Records from a dataset:
* * * * * * *

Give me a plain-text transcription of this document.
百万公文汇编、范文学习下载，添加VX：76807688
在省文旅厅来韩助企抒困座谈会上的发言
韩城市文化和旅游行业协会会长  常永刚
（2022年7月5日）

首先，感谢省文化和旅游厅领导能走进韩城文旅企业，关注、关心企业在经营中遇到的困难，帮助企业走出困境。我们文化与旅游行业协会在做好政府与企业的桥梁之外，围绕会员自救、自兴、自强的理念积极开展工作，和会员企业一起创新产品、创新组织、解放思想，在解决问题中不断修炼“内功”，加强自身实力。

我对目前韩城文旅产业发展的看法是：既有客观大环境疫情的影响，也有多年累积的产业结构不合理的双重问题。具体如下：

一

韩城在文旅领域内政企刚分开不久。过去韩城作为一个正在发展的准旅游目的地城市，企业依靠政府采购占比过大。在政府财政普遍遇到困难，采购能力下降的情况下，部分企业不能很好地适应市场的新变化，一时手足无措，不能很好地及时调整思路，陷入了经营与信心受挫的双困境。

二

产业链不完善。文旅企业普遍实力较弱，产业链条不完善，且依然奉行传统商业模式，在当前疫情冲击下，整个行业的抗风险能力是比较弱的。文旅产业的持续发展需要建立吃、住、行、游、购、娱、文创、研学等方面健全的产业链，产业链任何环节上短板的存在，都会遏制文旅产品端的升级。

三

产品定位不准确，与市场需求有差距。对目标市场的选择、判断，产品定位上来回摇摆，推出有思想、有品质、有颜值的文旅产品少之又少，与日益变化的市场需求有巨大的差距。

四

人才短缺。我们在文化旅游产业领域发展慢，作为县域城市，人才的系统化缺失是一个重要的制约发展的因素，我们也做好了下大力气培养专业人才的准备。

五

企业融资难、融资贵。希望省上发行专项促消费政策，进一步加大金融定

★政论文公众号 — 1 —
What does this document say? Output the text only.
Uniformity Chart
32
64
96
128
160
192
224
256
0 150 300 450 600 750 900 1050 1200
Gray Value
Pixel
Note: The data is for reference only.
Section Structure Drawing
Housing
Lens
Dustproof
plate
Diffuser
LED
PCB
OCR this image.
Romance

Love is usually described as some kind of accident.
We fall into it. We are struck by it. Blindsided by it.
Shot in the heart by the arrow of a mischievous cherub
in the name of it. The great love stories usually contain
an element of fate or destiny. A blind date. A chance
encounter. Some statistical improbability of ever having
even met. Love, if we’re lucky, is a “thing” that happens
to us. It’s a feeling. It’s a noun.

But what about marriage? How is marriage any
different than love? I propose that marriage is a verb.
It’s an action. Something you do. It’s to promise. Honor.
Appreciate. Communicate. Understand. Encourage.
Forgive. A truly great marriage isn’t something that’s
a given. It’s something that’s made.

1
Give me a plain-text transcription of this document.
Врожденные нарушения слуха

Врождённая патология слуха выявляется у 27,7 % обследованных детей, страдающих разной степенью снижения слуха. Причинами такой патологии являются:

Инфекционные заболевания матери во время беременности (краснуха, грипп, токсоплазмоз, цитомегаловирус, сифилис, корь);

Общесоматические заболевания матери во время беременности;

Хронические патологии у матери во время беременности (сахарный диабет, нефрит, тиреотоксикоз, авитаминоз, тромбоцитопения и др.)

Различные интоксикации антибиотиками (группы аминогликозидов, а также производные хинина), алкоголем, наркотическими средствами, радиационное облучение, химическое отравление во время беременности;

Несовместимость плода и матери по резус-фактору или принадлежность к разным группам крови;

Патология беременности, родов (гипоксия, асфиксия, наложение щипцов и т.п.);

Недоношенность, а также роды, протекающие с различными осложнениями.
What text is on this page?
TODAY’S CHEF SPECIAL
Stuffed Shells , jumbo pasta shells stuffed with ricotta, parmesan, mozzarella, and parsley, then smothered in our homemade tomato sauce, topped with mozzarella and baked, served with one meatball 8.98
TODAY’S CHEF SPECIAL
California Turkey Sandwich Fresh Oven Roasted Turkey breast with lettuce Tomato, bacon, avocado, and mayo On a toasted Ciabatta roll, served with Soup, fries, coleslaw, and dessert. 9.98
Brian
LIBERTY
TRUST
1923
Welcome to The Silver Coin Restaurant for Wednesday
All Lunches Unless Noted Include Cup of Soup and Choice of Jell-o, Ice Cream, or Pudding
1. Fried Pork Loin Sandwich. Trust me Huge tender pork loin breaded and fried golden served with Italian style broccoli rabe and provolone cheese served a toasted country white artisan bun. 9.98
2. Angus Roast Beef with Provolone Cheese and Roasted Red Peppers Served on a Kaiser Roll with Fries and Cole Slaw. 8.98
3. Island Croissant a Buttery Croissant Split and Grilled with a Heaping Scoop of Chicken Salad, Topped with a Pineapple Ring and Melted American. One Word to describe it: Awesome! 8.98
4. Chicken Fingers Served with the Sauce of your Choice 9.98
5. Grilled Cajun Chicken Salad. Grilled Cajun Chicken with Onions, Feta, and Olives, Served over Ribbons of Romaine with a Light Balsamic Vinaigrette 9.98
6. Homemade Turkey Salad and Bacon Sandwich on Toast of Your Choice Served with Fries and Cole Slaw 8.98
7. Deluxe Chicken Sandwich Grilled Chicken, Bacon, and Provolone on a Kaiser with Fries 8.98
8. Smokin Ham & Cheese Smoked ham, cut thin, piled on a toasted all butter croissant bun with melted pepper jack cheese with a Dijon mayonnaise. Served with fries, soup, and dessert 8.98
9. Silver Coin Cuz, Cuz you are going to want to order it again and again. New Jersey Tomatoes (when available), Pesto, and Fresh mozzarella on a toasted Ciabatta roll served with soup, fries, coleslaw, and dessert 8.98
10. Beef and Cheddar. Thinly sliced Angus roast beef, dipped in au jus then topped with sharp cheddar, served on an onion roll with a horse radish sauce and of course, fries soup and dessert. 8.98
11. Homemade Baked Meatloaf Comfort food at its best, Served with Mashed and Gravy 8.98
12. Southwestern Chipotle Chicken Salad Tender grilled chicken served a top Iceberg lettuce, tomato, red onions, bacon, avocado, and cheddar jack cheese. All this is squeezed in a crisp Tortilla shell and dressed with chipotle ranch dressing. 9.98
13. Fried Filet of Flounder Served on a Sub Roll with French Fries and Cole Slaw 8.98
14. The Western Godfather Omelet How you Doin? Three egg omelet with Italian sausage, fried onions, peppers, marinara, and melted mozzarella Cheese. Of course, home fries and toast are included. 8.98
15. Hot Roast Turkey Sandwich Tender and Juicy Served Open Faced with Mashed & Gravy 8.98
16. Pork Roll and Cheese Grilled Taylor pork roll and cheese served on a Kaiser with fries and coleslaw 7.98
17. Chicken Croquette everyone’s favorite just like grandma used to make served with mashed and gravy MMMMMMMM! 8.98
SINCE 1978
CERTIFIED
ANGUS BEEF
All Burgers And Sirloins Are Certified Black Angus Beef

* * * * * * *

* **THE TASK**: Check each line of the entries above for the word "матери". List the ones that have it.

* **TASK RESPONSE**:
Инфекционные заболевания матери во время беременности (краснуха, грипп, токсоплазмоз, цитомегаловирус, сифилис, корь);
Общесоматические заболевания матери во время беременности;
Хронические патологии у матери во время беременности (сахарный диабет, нефрит, тиреотоксикоз, авитаминоз, тромбоцитопения и др.)
Несовместимость плода и матери по резус-фактору или принадлежность к разным группам крови;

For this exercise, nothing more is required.